§ Aim 1:
Copy these rows word for word, from the line containing "231, 513, 251]" through the line containing "Extract all elements", both ends included.

§ Reading passage:
○ ○ ○ ○

Misunderstanding Computers

Why do we insist on seeing the computer as a magic box for controlling other people?
人はどうしてコンピュータを、人を制する魔法の箱として考えたいのですか?
Why do we want so much to control others when we won't control ourselves?
どうしてそれほど、自分を制しないのに、人をコントロールしたいのですか?

Computer memory is just fancy paper, CPUs are just fancy pens with fancy erasers, and the network is just a fancy backyard fence.
コンピュータの記憶というものはただ改良した紙ですし、CPU 何て特長ある筆に特殊の消しゴムがついたものにすぎないし、ネットワークそのものは裏庭の塀が少し拡大されたものぐらいです。

(original post/元の投稿 -- defining computers site/コンピュータを定義しようのサイト)

Saturday, October 7, 2017

Languages in a Common Character Code for Information Interchange

Having said a bit about why I want to re-invent Unicode (so to speak), I want to rant a little about the overall structure, relative to languages, that I propose for this Common Code for Information Interchange, as I am calling it.

I've talked a little about the goals, and the structure, in the past. Much of what I said there I still consider valid, but I want to take a different approach here, look from the outside in a bit.

First, I plan the encoding to be organized in an open-ended way, the primary reason being that language is always changing.

Second, there will be a small subset devoted primarily to the technical needs of encoding and parsing, which I will describe in more detail in a separate rant.

Third, there will be an international or interlocality context or subset, which will be relatively small, and will attempt to include enough of each current language for international business and trade. This will appear to be a subset of Unicode, but will not be a proper subset. I have not defined much of this, but I will describe what I can separately.

Parsing rules for this international subset will be as simple as possible, which means that they will depart, to some extent at least, from the rules of any particular local context.

Third, part two, there will be spans allocated for each locality within which context-local parsing and construction rules will operate.

Fourth, there will be room in each span for expansion, and rules to enable the expansion. Composition will be one such set of rules, and there will be room for dynamically allocating single code points for composed characters used in a document.

The methods of permanently allocating common composed characters should reflect the methods of temporary allocation.

Fifth, as much as possible, existing encodings will be included by offset. For instance, the JIS encoding will exist as a span starting at some multiple of 65536, which I have not yet determined, and the other "traditional" encodings will also have spans at offsets of some multiple of two. The rules for parsing will change for each local span.

I've thought about giving Unicode a span, but am not currently convinced it is possible.

Of course, this means that the encoding is assumed to require more than will fit comfortably in four bytes after UTF-8 compression.

And thinking of UTF-8 brings me to the next rant.

○ ○ ○ ○

§ Aim 2:
In the post on languages in a common character code, why does the writer plan for the encoding to be organized in an open-ended way?

Item position rows:
○ ○ ○ ○

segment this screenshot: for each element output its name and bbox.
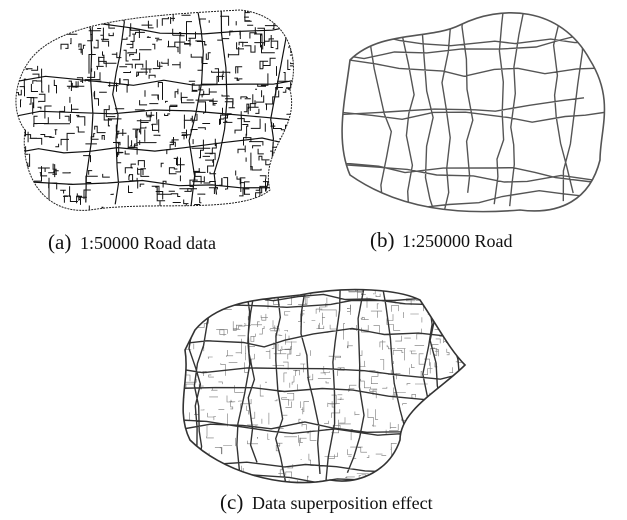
panel-caption: 1:250000 Road	[402, 231, 513, 251]
figure: (a) 1:50000 Road data (b) 1:250000 Road …	[0, 0, 627, 520]
map-b	[335, 5, 613, 219]
boundary	[183, 290, 465, 483]
panel-caption: Data superposition effect	[252, 493, 433, 513]
panel-tag: (b)	[370, 228, 395, 252]
panel-caption: 1:50000 Road data	[80, 233, 216, 253]
map-c	[175, 280, 480, 497]
panel-tag: (a)	[48, 230, 71, 254]
road-network	[0, 0, 316, 227]
road-network	[180, 285, 467, 490]
road-network	[7, 5, 299, 206]
panel-tag: (c)	[220, 490, 243, 514]
map-a	[0, 0, 316, 227]
page: (a) 1:50000 Road data (b) 1:250000 Road …	[0, 0, 627, 520]
road-network	[335, 5, 613, 219]
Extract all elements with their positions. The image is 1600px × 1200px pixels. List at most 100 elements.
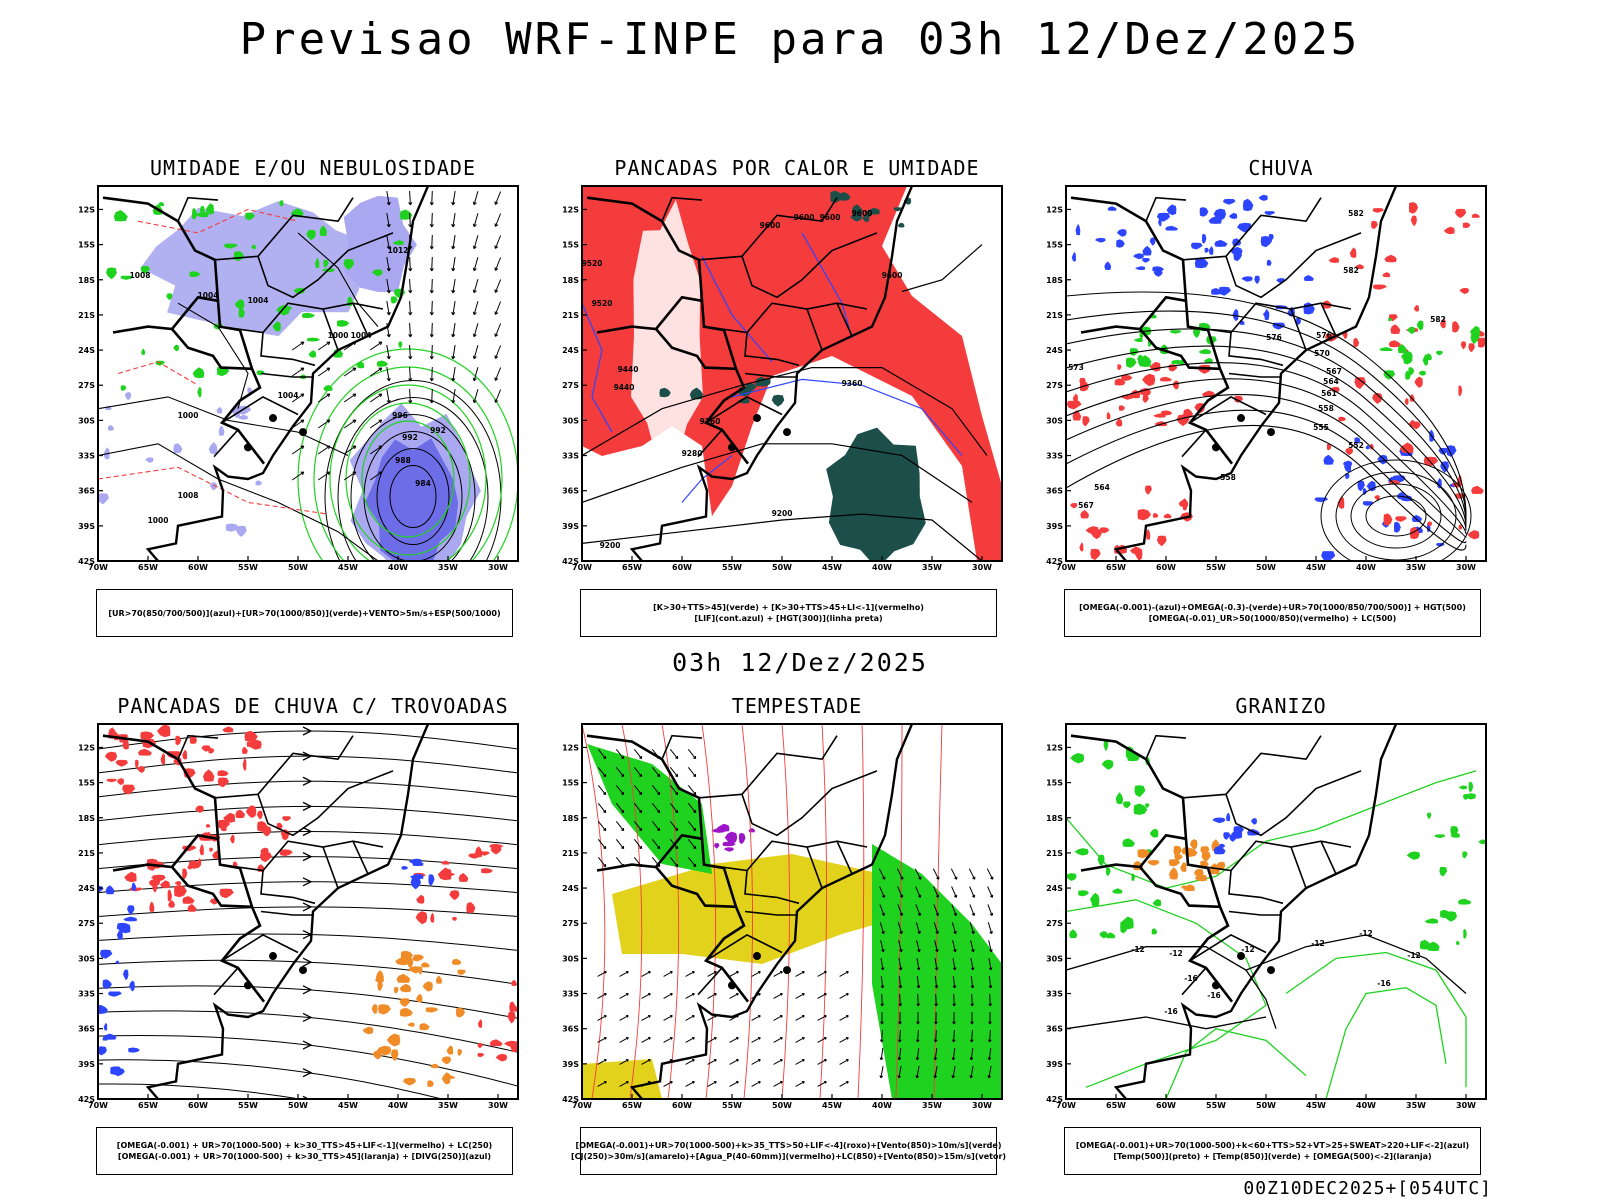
wind-vector [651,802,661,814]
wind-vector [663,971,673,977]
ascent-blue-patch [1258,194,1268,201]
severe-storm-purple [722,841,736,847]
contour-label: -12 [1311,939,1325,948]
low-level-humidity-patch [251,244,256,250]
wind-vector [615,820,625,832]
wind-vector [386,235,391,250]
contour-label: 573 [1068,363,1084,372]
wind-vector [651,838,661,850]
geo-outline-group [582,186,914,561]
lon-tick-label: 50W [772,1101,792,1110]
rain-red-patch [1370,443,1374,450]
east-coastline [629,724,914,1099]
rain-red-patch [1372,208,1385,213]
precip-water-contour [741,724,753,1099]
rain-red-patch [1079,377,1086,386]
wind-vector [951,1066,956,1079]
border-line [1145,734,1187,760]
lat-tick-label: 33S [562,452,579,461]
storm-red-patch [511,1047,518,1053]
rain-red-patch [1458,524,1463,530]
thunder-orange-patch [421,962,430,968]
ascent-blue-patch [1135,266,1146,271]
map-background [1066,724,1486,1099]
wind-vector [663,993,673,999]
wind-vector [915,886,922,898]
wind-vector [897,1029,902,1043]
temp850-green-patch [1462,851,1468,859]
rain-red-patch [1355,264,1364,270]
ascent-blue-patch [1264,211,1276,216]
ascent-blue-patch [1262,310,1270,318]
map-panel-tempestade: TEMPESTADE 12S 15S 18S 21S 24S 27S 30S 33S 36S 39S… [562,694,1032,1199]
rain-red-patch [1337,496,1345,509]
low-level-humidity-patch [223,243,238,249]
wind-vector [933,904,940,916]
wind-vector [472,279,479,294]
wind-vector [597,838,607,850]
wind-vector [597,820,607,832]
wind-vector [369,471,383,481]
geopotential-contour [1066,291,1467,517]
convective-dark-area [826,427,926,561]
lon-tick-label: 70W [572,1101,592,1110]
run-info-label: 00Z10DEC2025+[054UTC] [1243,1178,1492,1199]
omega-orange-patch [1168,859,1181,867]
thunder-orange-patch [456,1007,466,1018]
convective-patch [689,387,704,400]
lon-tick-label: 70W [572,563,592,572]
wind-vector [472,191,479,206]
lake-mark [299,966,307,975]
ascent-blue-patch [1208,246,1214,256]
wind-vector [451,257,456,272]
rain-red-patch [1142,395,1149,403]
wind-vector [817,993,827,999]
storm-red-patch [481,868,493,874]
panel-title: PANCADAS DE CHUVA C/ TROVOADAS [117,694,509,718]
lon-tick-label: 50W [288,1101,308,1110]
storm-red-patch [182,749,188,760]
thunder-orange-patch [399,1007,413,1017]
wind-vector [429,388,434,404]
border-line [661,734,703,760]
wind-vector [773,971,783,977]
panel-title: CHUVA [1248,156,1314,180]
legend-line: [OMEGA(-0.001) + UR>70(1000-500) + k>30_… [116,1141,493,1150]
low-level-humidity-patch [336,320,350,327]
lat-tick-label: 36S [78,1025,95,1034]
storm-red-patch [148,878,161,886]
lon-tick-label: 50W [288,563,308,572]
streamline-arrow [302,801,313,811]
storm-red-patch [490,846,502,855]
humidity-patch [225,523,239,532]
lat-tick-label: 15S [1046,241,1063,250]
rain-red-patch [1459,287,1470,295]
lon-tick-label: 60W [672,1101,692,1110]
border-line [1290,308,1307,351]
wind-vector [969,886,976,898]
storm-red-patch [174,884,187,898]
lake-mark [244,981,252,990]
wind-vector [633,784,643,796]
ascent-green-patch [1407,326,1416,335]
wind-vector [343,367,357,377]
wind-vector [970,958,975,971]
wind-vector [687,766,697,778]
wind-vector [685,1037,695,1043]
wind-vector [897,922,903,935]
convective-patch [830,190,842,203]
wind-vector [291,393,305,403]
wind-vector [839,1059,849,1065]
storm-red-patch [166,751,182,759]
wind-vector [795,971,805,977]
temp850-green-patch [1101,759,1114,770]
wind-vector [685,1015,695,1021]
wind-vector [641,971,651,977]
storm-red-patch [451,916,457,921]
rain-red-patch [1070,502,1078,509]
low-level-humidity-patch [205,203,214,215]
rain-red-patch [1159,376,1172,382]
border-line [257,232,394,299]
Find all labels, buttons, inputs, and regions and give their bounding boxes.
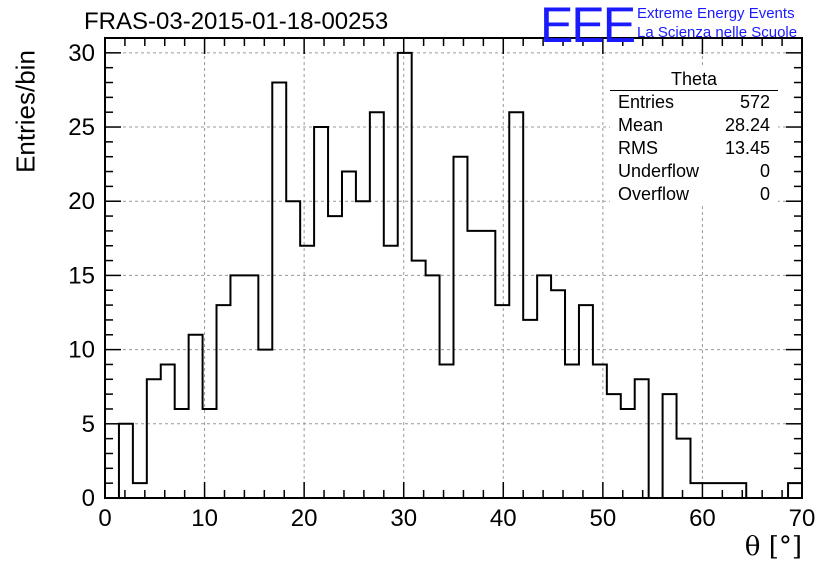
y-axis-label: Entries/bin bbox=[10, 50, 41, 173]
eee-logo: EEE bbox=[540, 0, 636, 53]
stats-row-rms: RMS 13.45 bbox=[610, 137, 778, 160]
y-tick-label: 20 bbox=[68, 188, 95, 215]
stats-box: Theta Entries 572 Mean 28.24 RMS 13.45 U… bbox=[610, 68, 778, 206]
y-tick-label: 5 bbox=[82, 411, 95, 438]
stats-title: Theta bbox=[610, 68, 778, 91]
stats-value: 13.45 bbox=[724, 138, 770, 158]
x-tick-label: 40 bbox=[490, 505, 517, 532]
stats-value: 572 bbox=[739, 92, 770, 112]
stats-label: Overflow bbox=[618, 184, 690, 204]
stats-row-overflow: Overflow 0 bbox=[610, 183, 778, 206]
chart-title: FRAS-03-2015-01-18-00253 bbox=[84, 8, 389, 35]
x-tick-label: 60 bbox=[689, 505, 716, 532]
x-tick-label: 70 bbox=[789, 505, 816, 532]
stats-label: Entries bbox=[618, 92, 675, 112]
y-tick-label: 25 bbox=[68, 114, 95, 141]
histogram-outline bbox=[105, 51, 803, 499]
logo-line-2: La Scienza nelle Scuole bbox=[637, 24, 798, 41]
stats-row-mean: Mean 28.24 bbox=[610, 114, 778, 137]
stats-label: Mean bbox=[618, 115, 664, 135]
stats-label: Underflow bbox=[618, 161, 700, 181]
x-tick-label: 10 bbox=[191, 505, 218, 532]
y-tick-label: 15 bbox=[68, 262, 95, 289]
logo-line-1: Extreme Energy Events bbox=[637, 5, 795, 22]
y-tick-label: 30 bbox=[68, 40, 95, 67]
stats-value: 0 bbox=[759, 184, 770, 204]
axis-ticks bbox=[104, 37, 803, 499]
axis-tick-labels: 0 10 20 30 40 50 60 70 0 5 10 15 20 25 30 bbox=[68, 40, 815, 532]
y-tick-label: 0 bbox=[82, 485, 95, 512]
stats-row-underflow: Underflow 0 bbox=[610, 160, 778, 183]
stats-row-entries: Entries 572 bbox=[610, 91, 778, 114]
y-tick-label: 10 bbox=[68, 337, 95, 364]
stats-value: 0 bbox=[759, 161, 770, 181]
x-tick-label: 20 bbox=[291, 505, 318, 532]
stats-value: 28.24 bbox=[724, 115, 770, 135]
x-axis-label: θ [°] bbox=[744, 532, 802, 562]
stats-label: RMS bbox=[618, 138, 658, 158]
x-tick-label: 50 bbox=[590, 505, 617, 532]
x-tick-label: 0 bbox=[98, 505, 111, 532]
plot-frame bbox=[104, 37, 803, 499]
eee-logo-text: Extreme Energy Events La Scienza nelle S… bbox=[637, 4, 797, 42]
x-tick-label: 30 bbox=[390, 505, 417, 532]
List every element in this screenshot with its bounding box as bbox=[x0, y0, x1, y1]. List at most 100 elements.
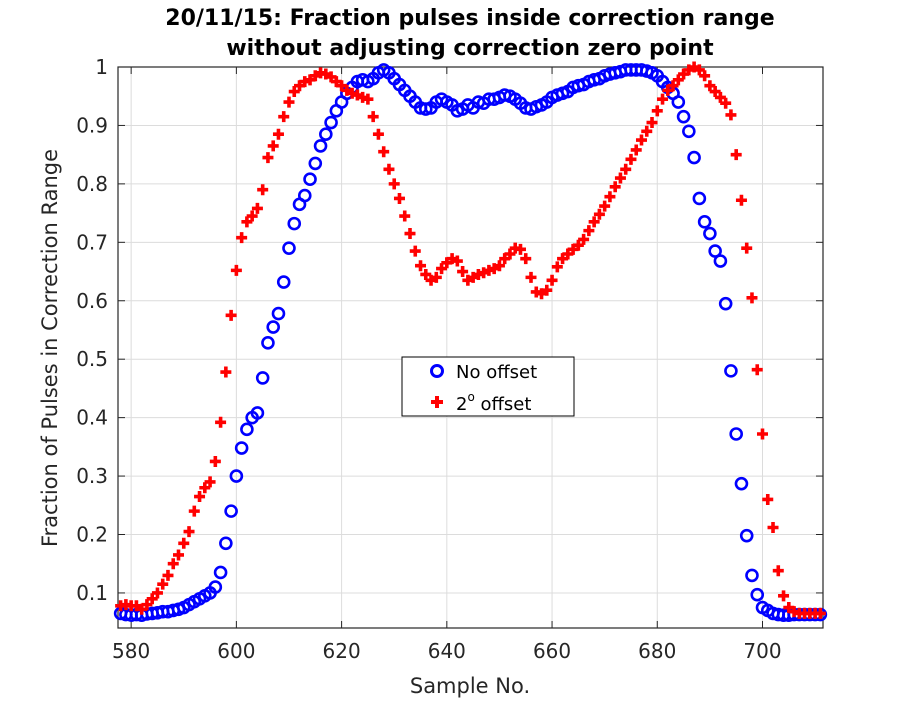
data-series bbox=[113, 61, 828, 622]
data-point-no-offset bbox=[724, 364, 738, 378]
data-point-2deg-offset bbox=[383, 163, 395, 175]
data-point-2deg-offset bbox=[162, 569, 174, 581]
series-2deg-offset bbox=[115, 61, 826, 619]
data-point-2deg-offset bbox=[814, 607, 826, 619]
data-point-2deg-offset bbox=[157, 578, 169, 590]
axes bbox=[117, 66, 824, 629]
data-point-2deg-offset bbox=[699, 70, 711, 82]
data-point-2deg-offset bbox=[583, 225, 595, 237]
data-point-2deg-offset bbox=[625, 153, 637, 165]
data-point-2deg-offset bbox=[693, 64, 705, 76]
data-point-no-offset bbox=[750, 587, 765, 602]
y-tick-label: 0.8 bbox=[76, 172, 108, 196]
data-point-no-offset bbox=[734, 476, 749, 491]
data-point-2deg-offset bbox=[288, 86, 300, 98]
data-point-2deg-offset bbox=[767, 521, 779, 533]
data-point-no-offset bbox=[213, 565, 228, 580]
axes-box bbox=[117, 66, 824, 629]
data-point-2deg-offset bbox=[272, 128, 284, 140]
y-tick-label: 0.6 bbox=[76, 289, 108, 313]
data-point-2deg-offset bbox=[657, 93, 669, 105]
data-point-2deg-offset bbox=[504, 248, 516, 260]
data-point-no-offset bbox=[208, 580, 223, 594]
legend-label-2deg-offset: 2o offset bbox=[456, 390, 531, 415]
data-point-2deg-offset bbox=[183, 526, 195, 538]
data-point-2deg-offset bbox=[525, 271, 537, 283]
y-tick-label: 1 bbox=[95, 55, 108, 79]
data-point-no-offset bbox=[271, 306, 286, 321]
data-point-no-offset bbox=[261, 336, 275, 350]
data-point-2deg-offset bbox=[378, 146, 390, 158]
chart-title-line-2: without adjusting correction zero point bbox=[226, 36, 714, 61]
data-point-2deg-offset bbox=[257, 184, 269, 196]
data-point-2deg-offset bbox=[493, 260, 505, 272]
y-tick-label: 0.5 bbox=[76, 347, 108, 371]
data-point-2deg-offset bbox=[188, 505, 200, 517]
data-point-2deg-offset bbox=[735, 194, 747, 206]
data-point-2deg-offset bbox=[141, 599, 153, 611]
data-point-2deg-offset bbox=[572, 239, 584, 251]
data-point-2deg-offset bbox=[451, 255, 463, 267]
legend-marker-2deg-offset bbox=[431, 396, 443, 408]
data-point-2deg-offset bbox=[635, 134, 647, 146]
data-point-2deg-offset bbox=[756, 428, 768, 440]
data-point-no-offset bbox=[697, 215, 712, 229]
data-point-2deg-offset bbox=[220, 366, 232, 378]
x-tick-label: 680 bbox=[638, 639, 676, 663]
data-point-no-offset bbox=[729, 427, 743, 441]
data-point-2deg-offset bbox=[251, 202, 263, 214]
data-point-2deg-offset bbox=[714, 91, 726, 103]
data-point-2deg-offset bbox=[672, 74, 684, 86]
data-point-2deg-offset bbox=[404, 228, 416, 240]
data-point-no-offset bbox=[308, 156, 323, 171]
data-point-no-offset bbox=[745, 568, 759, 583]
data-point-no-offset bbox=[692, 191, 707, 206]
data-point-no-offset bbox=[224, 504, 238, 518]
data-point-2deg-offset bbox=[167, 558, 179, 570]
data-point-2deg-offset bbox=[630, 144, 642, 156]
data-point-2deg-offset bbox=[393, 192, 405, 204]
data-point-2deg-offset bbox=[778, 590, 790, 602]
data-point-no-offset bbox=[418, 102, 433, 116]
data-point-no-offset bbox=[266, 320, 281, 334]
data-point-no-offset bbox=[708, 244, 722, 258]
data-point-2deg-offset bbox=[546, 274, 558, 286]
data-point-no-offset bbox=[676, 109, 691, 124]
data-point-no-offset bbox=[671, 95, 686, 109]
legend-label-2deg-sup: o bbox=[467, 390, 474, 404]
data-point-2deg-offset bbox=[746, 292, 758, 304]
legend-box bbox=[401, 356, 575, 417]
data-point-2deg-offset bbox=[267, 140, 279, 152]
data-point-2deg-offset bbox=[578, 233, 590, 245]
x-tick-label: 620 bbox=[323, 639, 361, 663]
data-point-no-offset bbox=[287, 216, 302, 231]
data-point-2deg-offset bbox=[551, 261, 563, 273]
y-tick-label: 0.3 bbox=[76, 464, 108, 488]
data-point-2deg-offset bbox=[772, 565, 784, 577]
data-point-2deg-offset bbox=[730, 149, 742, 161]
data-point-2deg-offset bbox=[704, 80, 716, 92]
x-tick-label: 600 bbox=[217, 639, 255, 663]
data-point-2deg-offset bbox=[420, 268, 432, 280]
data-point-2deg-offset bbox=[457, 266, 469, 278]
data-point-2deg-offset bbox=[199, 482, 211, 494]
x-axis-label: Sample No. bbox=[410, 674, 530, 698]
data-point-2deg-offset bbox=[751, 364, 763, 376]
data-point-2deg-offset bbox=[651, 105, 663, 117]
data-point-2deg-offset bbox=[588, 216, 600, 228]
chart-title-line-1: 20/11/15: Fraction pulses inside correct… bbox=[165, 6, 774, 31]
data-point-no-offset bbox=[313, 139, 328, 153]
data-point-2deg-offset bbox=[709, 86, 721, 98]
tick-labels: 580 600 620 640 660 680 700 0.1 0.2 0.3 0.4 0.5 0.6 0… bbox=[76, 55, 781, 663]
data-point-no-offset bbox=[687, 150, 701, 165]
data-point-2deg-offset bbox=[236, 232, 248, 244]
data-point-no-offset bbox=[282, 241, 296, 255]
data-point-no-offset bbox=[234, 441, 249, 455]
data-point-no-offset bbox=[240, 422, 254, 437]
y-tick-label: 0.1 bbox=[76, 581, 108, 605]
plot-area bbox=[118, 67, 823, 628]
data-point-2deg-offset bbox=[720, 97, 732, 109]
data-point-no-offset bbox=[255, 371, 270, 385]
data-point-2deg-offset bbox=[230, 264, 242, 276]
data-point-2deg-offset bbox=[178, 537, 190, 549]
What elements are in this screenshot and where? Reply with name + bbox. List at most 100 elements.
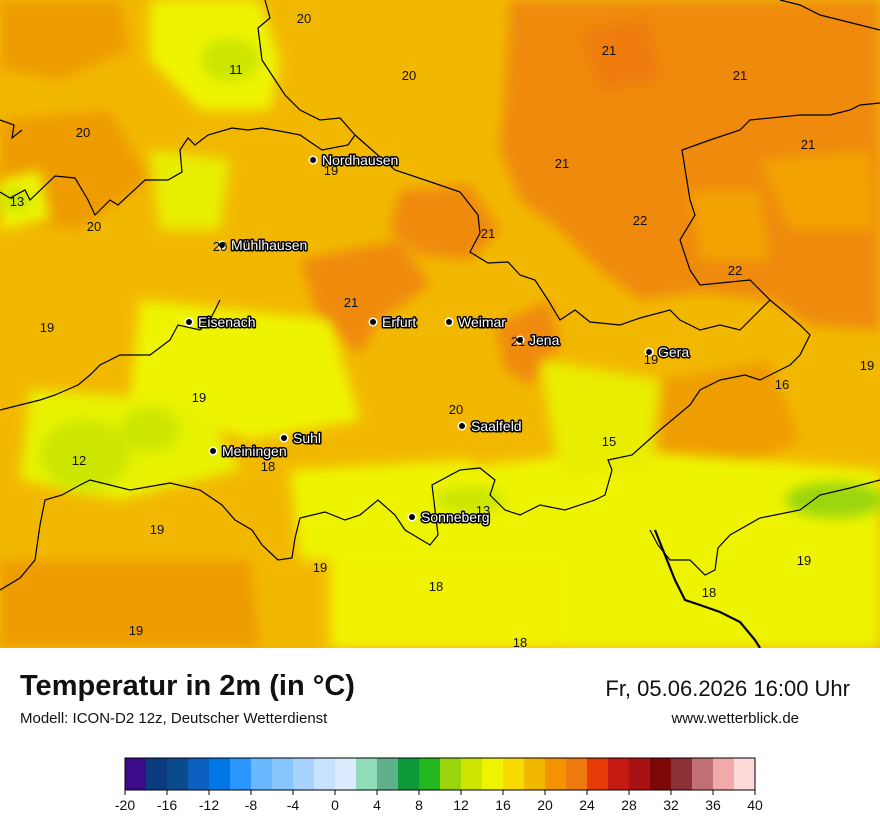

○ ○ ○ ○

§ Task answer 1:
panel-caption: 1:250000 Road	[402, 231, 513, 251]
figure: (a) 1:50000 Road data (b) 1:250000 Road …	[0, 0, 627, 520]
map-b	[335, 5, 613, 219]
boundary	[183, 290, 465, 483]
panel-caption: Data superposition effect	[252, 493, 433, 513]
panel-tag: (b)	[370, 228, 395, 252]
panel-caption: 1:50000 Road data	[80, 233, 216, 253]
map-c	[175, 280, 480, 497]
panel-tag: (a)	[48, 230, 71, 254]
road-network	[0, 0, 316, 227]
road-network	[180, 285, 467, 490]
road-network	[7, 5, 299, 206]
panel-tag: (c)	[220, 490, 243, 514]
map-a	[0, 0, 316, 227]
page: (a) 1:50000 Road data (b) 1:250000 Road …	[0, 0, 627, 520]
road-network	[335, 5, 613, 219]
Extract all elements with their positions. The image is 1600px × 1200px pixels. List at most 100 elements.

§ Task answer 2:
The writer plans an open-ended organization mainly because language is always changing.